== Bronfragment ==
□ □ □ □

Een ander deel van het bedrijfspand wordt gehuurd door [bedrijf 1] (hierna: [bedrijf 1] ). De huidige huurovereenkomst van [bedrijf 1] is aangevangen per 1 januari 2022 en eindigt op 31 december 2032. De huurprijs bedraagt € 15,00 per m2 per jaar. Van 1 juni 2019 tot 31 december 2021 heeft [bedrijf 1] hetzelfde deel van het bedrijfspand gehuurd tegen een prijs van € 30,00 per m2.
2.4.
Eind 2019 heeft [ged.conv./eis.reconv.] een bedrag van € 165.289,26 exclusief btw aan [eis.conv./verw.reconv.] voorgeschoten, waarvan verbouwingskosten zijn betaald. Hiervan heeft [eis.conv./verw.reconv.] € 38.000,00 terugbetaald.
2.5.
In maart 2022 heeft [ged.conv./eis.reconv.] twee taxatierapporten van het bedrijfspand per 25 maart 2020 ter beschikking gesteld.
2.6.
Op 4 augustus 2022 heeft een gesprek plaatsgevonden tussen [eis.conv./verw.reconv.] en [ged.conv./eis.reconv.] . Partijen hebben toen gesproken over een huurbetalingsachterstand van [eis.conv./verw.reconv.] en de mogelijke verkoop van het bedrijfspand aan [eis.conv./verw.reconv.] . Bij dit gesprek waren in ieder geval aanwezig [betrokkene 1] , directeur-aandeelhouder van [eis.conv./verw.reconv.] (hierna: [betrokkene 1] ), [betrokkene 2] , de deurwaarder van [ged.conv./eis.reconv.] (hierna: [betrokkene 2] ), en [betrokkene 3] , directeur-aandeelhouder van [ged.conv./eis.reconv.] (hierna [betrokkene 3] ).
2.7.
Partijen hebben ook per e-mail gecommuniceerd over de potentiële (ver)koop van het bedrijfspand. Op 24 augustus 2022 heeft [betrokkene 4] , finance manager van [eis.conv./verw.reconv.] (hierna: [betrokkene 4] ) aan [betrokkene 2] , met [betrokkene 3] , [betrokkene 1] en de heer [betrokkene 5] van [eis.conv./verw.reconv.] in CC, onder andere ge-e-maild:

Namens [betrokkene 1] kan ik bij deze aangeven dat [betrokkene 1] op korte termijn (/begin september) het pand aan de [adres+plaats] , wil kopen voor€ 1.950.000,--
(…)”.
2.8.
Op 15 september 2022 heeft [eis.conv./verw.reconv.] aan [betrokkene 2] ge-e-maild:
“(…)

□ □ □ □

== Overzicht ==
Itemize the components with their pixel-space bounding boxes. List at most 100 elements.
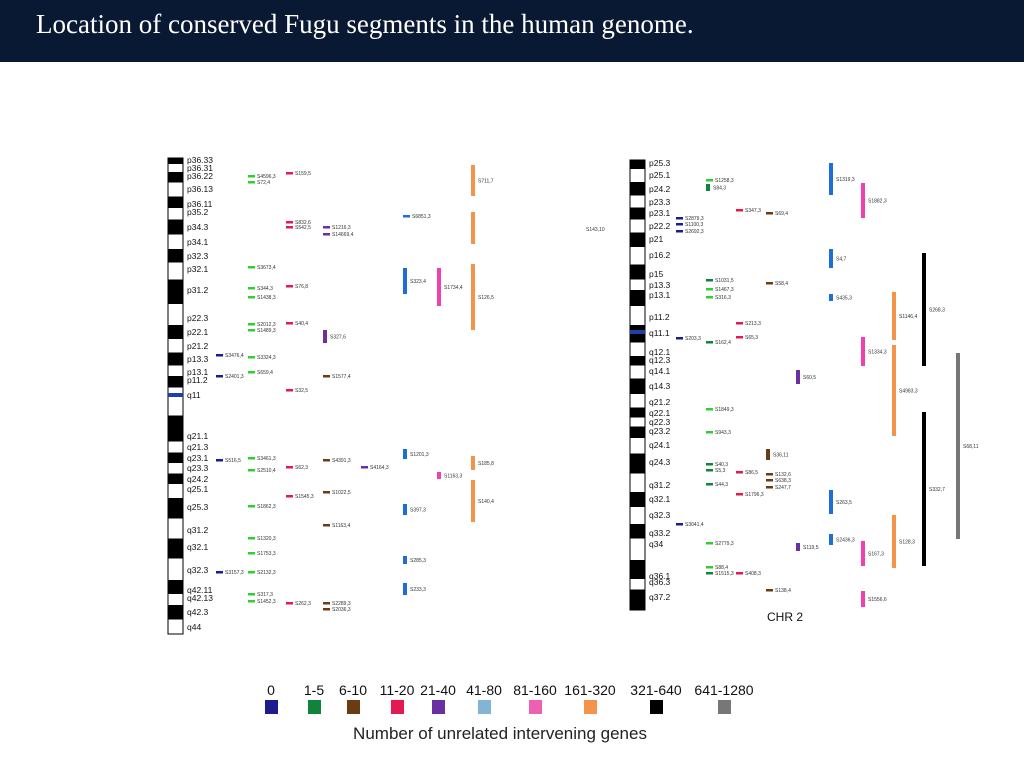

□ □ □ □

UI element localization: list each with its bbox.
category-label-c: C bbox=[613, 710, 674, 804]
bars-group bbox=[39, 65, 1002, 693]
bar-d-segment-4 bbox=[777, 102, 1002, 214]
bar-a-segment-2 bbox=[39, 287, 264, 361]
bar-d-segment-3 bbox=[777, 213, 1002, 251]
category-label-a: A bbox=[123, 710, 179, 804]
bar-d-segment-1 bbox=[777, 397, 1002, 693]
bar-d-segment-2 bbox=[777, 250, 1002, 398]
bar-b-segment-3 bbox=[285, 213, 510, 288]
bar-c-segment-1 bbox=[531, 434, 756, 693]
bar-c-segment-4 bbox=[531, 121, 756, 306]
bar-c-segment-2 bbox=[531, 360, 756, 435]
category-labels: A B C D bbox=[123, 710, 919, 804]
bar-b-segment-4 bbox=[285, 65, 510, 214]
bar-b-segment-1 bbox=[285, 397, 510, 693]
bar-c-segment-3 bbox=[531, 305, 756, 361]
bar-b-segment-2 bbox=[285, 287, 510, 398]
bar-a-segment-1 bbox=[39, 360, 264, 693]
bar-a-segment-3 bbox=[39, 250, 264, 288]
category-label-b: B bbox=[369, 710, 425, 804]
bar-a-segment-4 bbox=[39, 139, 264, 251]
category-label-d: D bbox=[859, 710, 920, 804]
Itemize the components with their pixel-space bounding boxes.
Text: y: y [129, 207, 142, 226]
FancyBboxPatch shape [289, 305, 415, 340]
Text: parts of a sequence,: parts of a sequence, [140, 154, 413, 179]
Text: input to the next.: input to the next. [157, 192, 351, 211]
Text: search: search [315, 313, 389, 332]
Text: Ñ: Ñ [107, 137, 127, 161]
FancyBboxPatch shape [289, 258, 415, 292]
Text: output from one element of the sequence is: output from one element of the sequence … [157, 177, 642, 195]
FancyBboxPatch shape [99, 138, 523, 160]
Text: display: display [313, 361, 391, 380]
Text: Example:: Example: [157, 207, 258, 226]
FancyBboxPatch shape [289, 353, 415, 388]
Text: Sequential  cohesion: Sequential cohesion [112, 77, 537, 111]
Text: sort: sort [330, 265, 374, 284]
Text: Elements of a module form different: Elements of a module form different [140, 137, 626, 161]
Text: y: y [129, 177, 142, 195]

□ □ □ □

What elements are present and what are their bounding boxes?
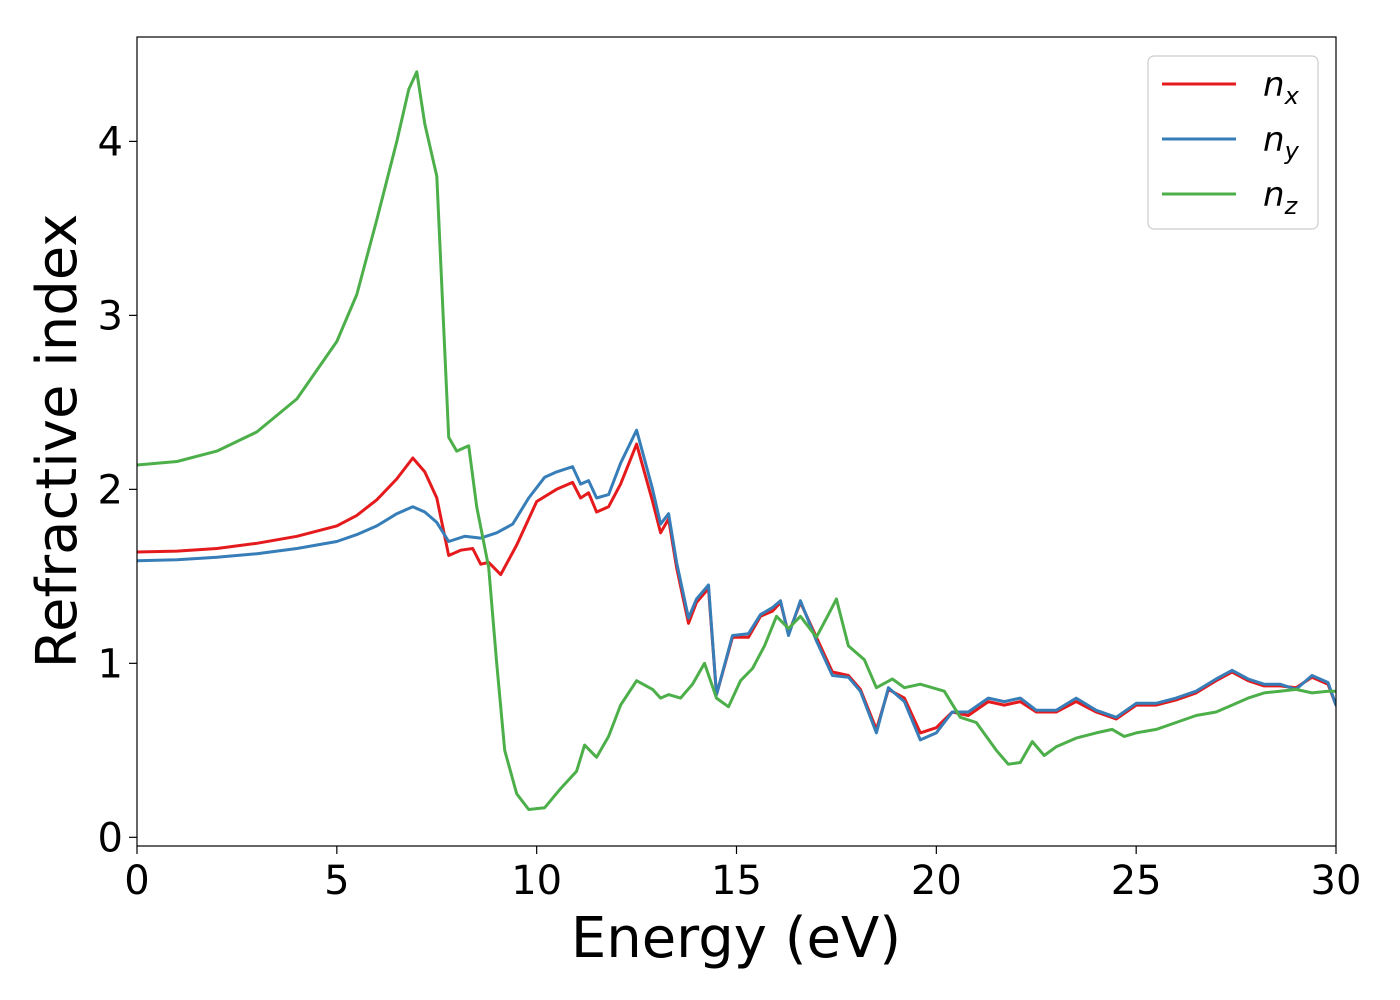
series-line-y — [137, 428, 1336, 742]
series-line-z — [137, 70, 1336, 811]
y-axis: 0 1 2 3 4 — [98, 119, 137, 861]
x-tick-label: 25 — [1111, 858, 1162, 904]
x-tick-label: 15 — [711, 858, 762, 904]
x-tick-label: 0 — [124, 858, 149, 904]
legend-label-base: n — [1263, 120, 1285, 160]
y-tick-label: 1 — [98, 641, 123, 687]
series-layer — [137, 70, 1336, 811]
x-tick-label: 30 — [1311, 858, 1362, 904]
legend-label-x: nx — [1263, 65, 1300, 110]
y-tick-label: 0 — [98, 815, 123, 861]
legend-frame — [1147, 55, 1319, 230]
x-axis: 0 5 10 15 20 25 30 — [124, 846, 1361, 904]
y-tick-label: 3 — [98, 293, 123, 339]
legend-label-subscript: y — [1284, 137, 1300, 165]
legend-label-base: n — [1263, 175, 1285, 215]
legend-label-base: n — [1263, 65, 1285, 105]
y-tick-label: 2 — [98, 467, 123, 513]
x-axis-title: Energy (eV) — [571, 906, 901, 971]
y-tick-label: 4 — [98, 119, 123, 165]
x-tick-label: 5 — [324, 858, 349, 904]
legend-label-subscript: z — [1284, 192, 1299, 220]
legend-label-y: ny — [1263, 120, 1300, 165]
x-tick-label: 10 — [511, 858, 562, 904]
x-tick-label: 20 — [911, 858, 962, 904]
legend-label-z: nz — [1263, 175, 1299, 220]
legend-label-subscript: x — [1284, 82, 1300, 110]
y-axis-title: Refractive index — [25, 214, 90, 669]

□ □ □ □

== Opdracht ==
Schrijf het bronfragment over de huur en de mogelijke verkoop van het bedrijfspand verder, te beginnen na de laatste getoonde regel.

== Antwoord ==
Over het gebruik van de parkeerplaatsen heb ik eerlijk gezegd niets kunnen vinden in de overeenkomst van [bedrijf 1] . Wel staat in de overeenkomst bij artikel 1.2 “het gehuurde zal door of vanwege huurder uitsluitend worden bestemd om te worden gebruikt voor productie en opslag werkzaamheden”. Het gebruik van de parkeerplaatsen aan de [adres+plaats] wordt niet benoemd en is dan dus ook niet van toepassing. In onze huurovereenkomst staat wel iets beschreven over het gebruik van de parkeerplaatsen, maar aangezien [bedrijf 1] de huur van de opslagruimte en corridor aan de [adres+plaats] heeft opgezegd per 31-12-2022, tijdens ons gesprek bij u op kantoor werd dit aangegeven door de heer [betrokkene 3] en door u bevestigd, zal ik her niet verder op in gaan.” .
2.9.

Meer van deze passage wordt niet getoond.